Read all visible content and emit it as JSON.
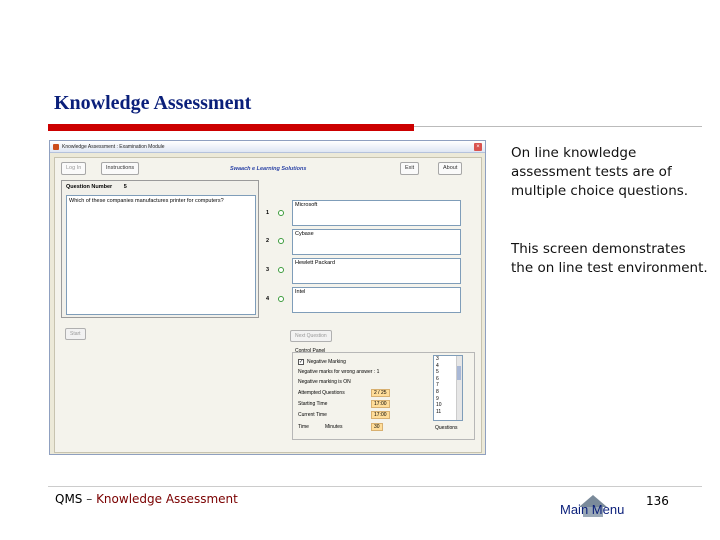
{
  "slide": {
    "title": "Knowledge Assessment"
  },
  "window": {
    "title": "Knowledge Assessment : Examination Module",
    "close_glyph": "×"
  },
  "app": {
    "tabs": {
      "login": "Log In",
      "instructions": "Instructions",
      "exit": "Exit",
      "about": "About"
    },
    "brand": "Swaach e Learning Solutions",
    "question": {
      "number_label": "Question Number",
      "number_value": "5",
      "text": "Which of these companies manufactures printer for computers?"
    },
    "options": [
      {
        "num": "1",
        "text": "Microsoft"
      },
      {
        "num": "2",
        "text": "Cybase"
      },
      {
        "num": "3",
        "text": "Hewlett Packard"
      },
      {
        "num": "4",
        "text": "Intel"
      }
    ],
    "buttons": {
      "start": "Start",
      "next": "Next Question"
    },
    "control_panel": {
      "legend": "Control Panel",
      "negative_marking": "Negative Marking",
      "negative_marks_line": "Negative marks for wrong answer : 1",
      "negative_status": "Negative marking is ON",
      "attempted_label": "Attempted Questions",
      "attempted_value": "2 / 25",
      "starting_label": "Starting Time",
      "starting_value": "17:00",
      "current_label": "Current Time",
      "current_value": "17:00",
      "time_label": "Time",
      "minutes_label": "Minutes",
      "minutes_value": "30",
      "question_list": [
        "3",
        "4",
        "5",
        "6",
        "7",
        "8",
        "9",
        "10",
        "11"
      ],
      "questions_caption": "Questions"
    }
  },
  "description": {
    "para1": "On line knowledge assessment tests are of multiple choice questions.",
    "para2": "This screen demonstrates the on line test environment."
  },
  "footer": {
    "left_prefix": "QMS",
    "left_dash": " – ",
    "left_sub": "Knowledge Assessment",
    "main_menu": "Main Menu",
    "page_number": "136"
  }
}
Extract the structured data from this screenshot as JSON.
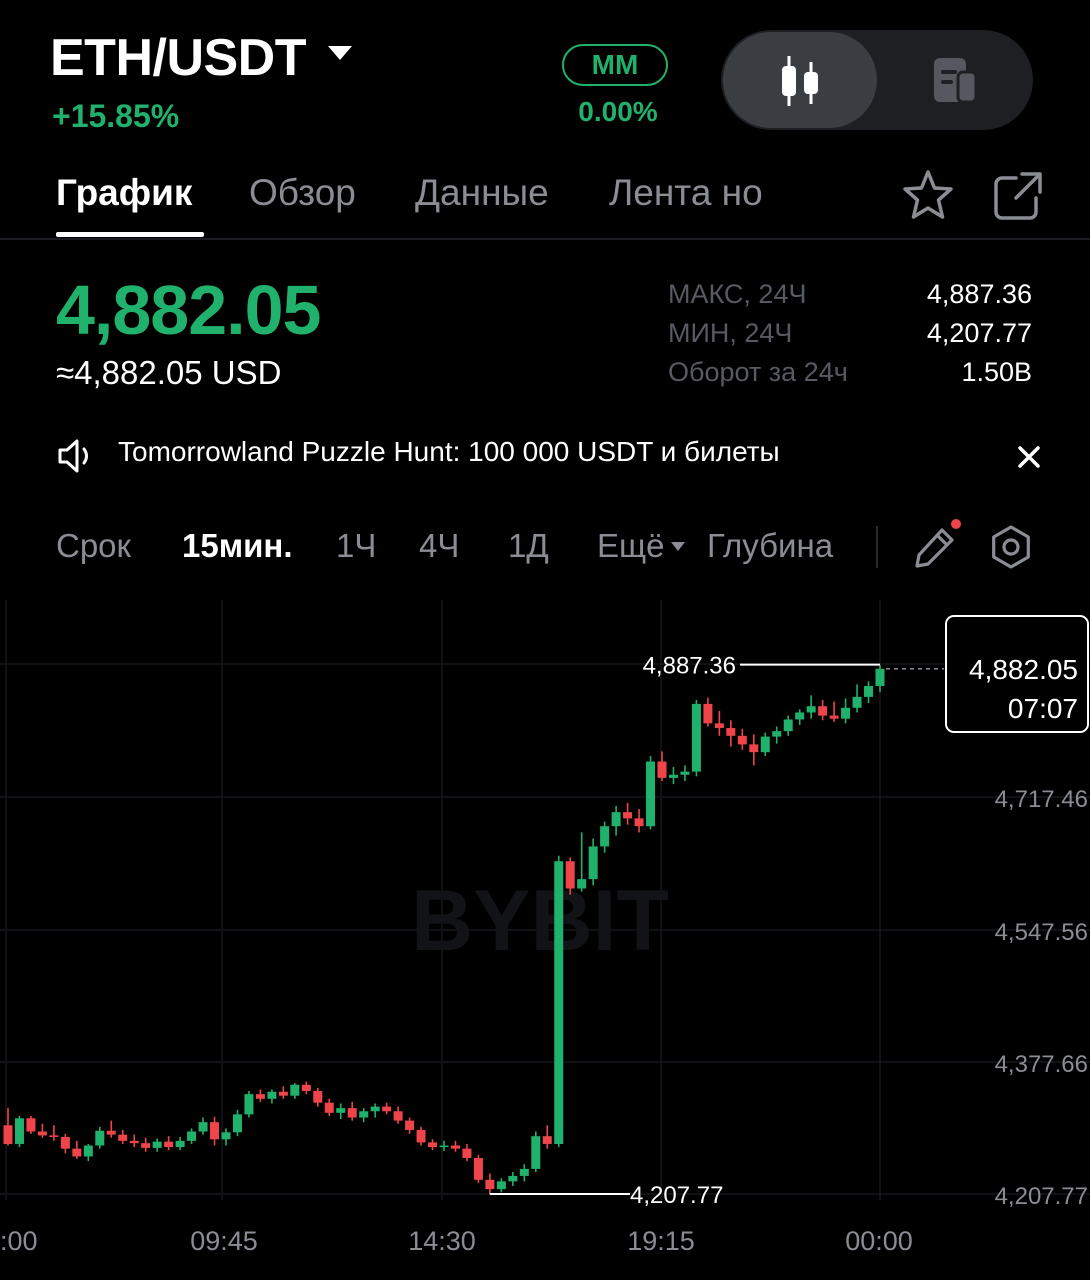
{
  "header": {
    "pair": "ETH/USDT",
    "change": "+15.85%",
    "mm_label": "MM",
    "mm_value": "0.00%"
  },
  "tabs": [
    {
      "label": "График",
      "active": true
    },
    {
      "label": "Обзор",
      "active": false
    },
    {
      "label": "Данные",
      "active": false
    },
    {
      "label": "Лента но",
      "active": false
    }
  ],
  "price": {
    "last": "4,882.05",
    "usd": "≈4,882.05 USD",
    "stats": [
      {
        "label": "МАКС, 24Ч",
        "value": "4,887.36"
      },
      {
        "label": "МИН, 24Ч",
        "value": "4,207.77"
      },
      {
        "label": "Оборот за 24ч",
        "value": "1.50B"
      }
    ]
  },
  "announcement": {
    "text": "Tomorrowland Puzzle Hunt: 100 000 USDT и билеты"
  },
  "intervals": {
    "items": [
      "Срок",
      "15мин.",
      "1Ч",
      "4Ч",
      "1Д",
      "Ещё"
    ],
    "active": "15мин.",
    "depth_label": "Глубина"
  },
  "colors": {
    "up": "#20b26c",
    "down": "#ef454a",
    "background": "#000000"
  },
  "icons": {
    "pair_dropdown": "caret-down-icon",
    "candle_view": "candlestick-icon",
    "list_view": "document-list-icon",
    "favorite": "star-icon",
    "share": "external-link-icon",
    "announcement": "speaker-icon",
    "close": "close-icon",
    "draw": "pencil-icon",
    "settings": "hexagon-settings-icon"
  },
  "chart_data": {
    "type": "candlestick",
    "watermark": "BYBIT",
    "y_ticks": [
      "4,717.46",
      "4,547.56",
      "4,377.66",
      "4,207.77"
    ],
    "x_ticks": [
      ":00",
      "09:45",
      "14:30",
      "19:15",
      "00:00"
    ],
    "ylim": [
      4190,
      4900
    ],
    "high_marker": "4,887.36",
    "low_marker": "4,207.77",
    "last_price": "4,882.05",
    "countdown": "07:07",
    "grid": true,
    "candles": [
      [
        4296,
        4318,
        4270,
        4272
      ],
      [
        4272,
        4308,
        4268,
        4305
      ],
      [
        4305,
        4308,
        4285,
        4288
      ],
      [
        4288,
        4298,
        4280,
        4283
      ],
      [
        4283,
        4296,
        4276,
        4281
      ],
      [
        4281,
        4285,
        4260,
        4266
      ],
      [
        4266,
        4276,
        4253,
        4256
      ],
      [
        4256,
        4272,
        4250,
        4270
      ],
      [
        4270,
        4294,
        4266,
        4289
      ],
      [
        4289,
        4302,
        4280,
        4284
      ],
      [
        4284,
        4290,
        4272,
        4276
      ],
      [
        4276,
        4284,
        4268,
        4273
      ],
      [
        4273,
        4280,
        4262,
        4267
      ],
      [
        4267,
        4279,
        4262,
        4275
      ],
      [
        4275,
        4282,
        4264,
        4268
      ],
      [
        4268,
        4281,
        4264,
        4276
      ],
      [
        4276,
        4292,
        4272,
        4288
      ],
      [
        4288,
        4306,
        4284,
        4300
      ],
      [
        4300,
        4307,
        4270,
        4278
      ],
      [
        4278,
        4292,
        4270,
        4287
      ],
      [
        4287,
        4316,
        4282,
        4310
      ],
      [
        4310,
        4340,
        4306,
        4336
      ],
      [
        4336,
        4342,
        4326,
        4330
      ],
      [
        4330,
        4342,
        4324,
        4339
      ],
      [
        4339,
        4346,
        4330,
        4334
      ],
      [
        4334,
        4350,
        4330,
        4348
      ],
      [
        4348,
        4352,
        4336,
        4340
      ],
      [
        4340,
        4344,
        4320,
        4325
      ],
      [
        4325,
        4330,
        4308,
        4312
      ],
      [
        4312,
        4324,
        4304,
        4318
      ],
      [
        4318,
        4326,
        4302,
        4306
      ],
      [
        4306,
        4318,
        4300,
        4314
      ],
      [
        4314,
        4324,
        4306,
        4320
      ],
      [
        4320,
        4325,
        4310,
        4314
      ],
      [
        4314,
        4320,
        4298,
        4302
      ],
      [
        4302,
        4306,
        4285,
        4290
      ],
      [
        4290,
        4294,
        4270,
        4274
      ],
      [
        4274,
        4278,
        4264,
        4268
      ],
      [
        4268,
        4276,
        4263,
        4270
      ],
      [
        4270,
        4276,
        4262,
        4266
      ],
      [
        4266,
        4272,
        4250,
        4254
      ],
      [
        4254,
        4258,
        4222,
        4226
      ],
      [
        4226,
        4234,
        4207,
        4214
      ],
      [
        4214,
        4228,
        4210,
        4224
      ],
      [
        4224,
        4236,
        4218,
        4231
      ],
      [
        4231,
        4246,
        4224,
        4240
      ],
      [
        4240,
        4288,
        4236,
        4282
      ],
      [
        4282,
        4296,
        4266,
        4272
      ],
      [
        4272,
        4642,
        4268,
        4635
      ],
      [
        4635,
        4640,
        4592,
        4600
      ],
      [
        4600,
        4672,
        4596,
        4612
      ],
      [
        4612,
        4664,
        4604,
        4654
      ],
      [
        4654,
        4686,
        4646,
        4680
      ],
      [
        4680,
        4706,
        4668,
        4698
      ],
      [
        4698,
        4710,
        4682,
        4690
      ],
      [
        4690,
        4702,
        4672,
        4680
      ],
      [
        4680,
        4770,
        4676,
        4763
      ],
      [
        4763,
        4776,
        4738,
        4742
      ],
      [
        4742,
        4756,
        4734,
        4746
      ],
      [
        4746,
        4758,
        4738,
        4750
      ],
      [
        4750,
        4842,
        4744,
        4837
      ],
      [
        4837,
        4845,
        4808,
        4812
      ],
      [
        4812,
        4828,
        4796,
        4806
      ],
      [
        4806,
        4816,
        4782,
        4796
      ],
      [
        4796,
        4805,
        4778,
        4785
      ],
      [
        4785,
        4798,
        4758,
        4775
      ],
      [
        4775,
        4800,
        4770,
        4795
      ],
      [
        4795,
        4808,
        4786,
        4802
      ],
      [
        4802,
        4822,
        4796,
        4817
      ],
      [
        4817,
        4830,
        4810,
        4826
      ],
      [
        4826,
        4848,
        4818,
        4834
      ],
      [
        4834,
        4842,
        4816,
        4822
      ],
      [
        4822,
        4840,
        4814,
        4818
      ],
      [
        4818,
        4844,
        4812,
        4832
      ],
      [
        4832,
        4862,
        4826,
        4846
      ],
      [
        4846,
        4866,
        4838,
        4860
      ],
      [
        4860,
        4887,
        4852,
        4882
      ]
    ]
  }
}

- The task
Return every line containing "candlestick".

- Reply
    "candle_view": "candlestick-icon",
    "type": "candlestick",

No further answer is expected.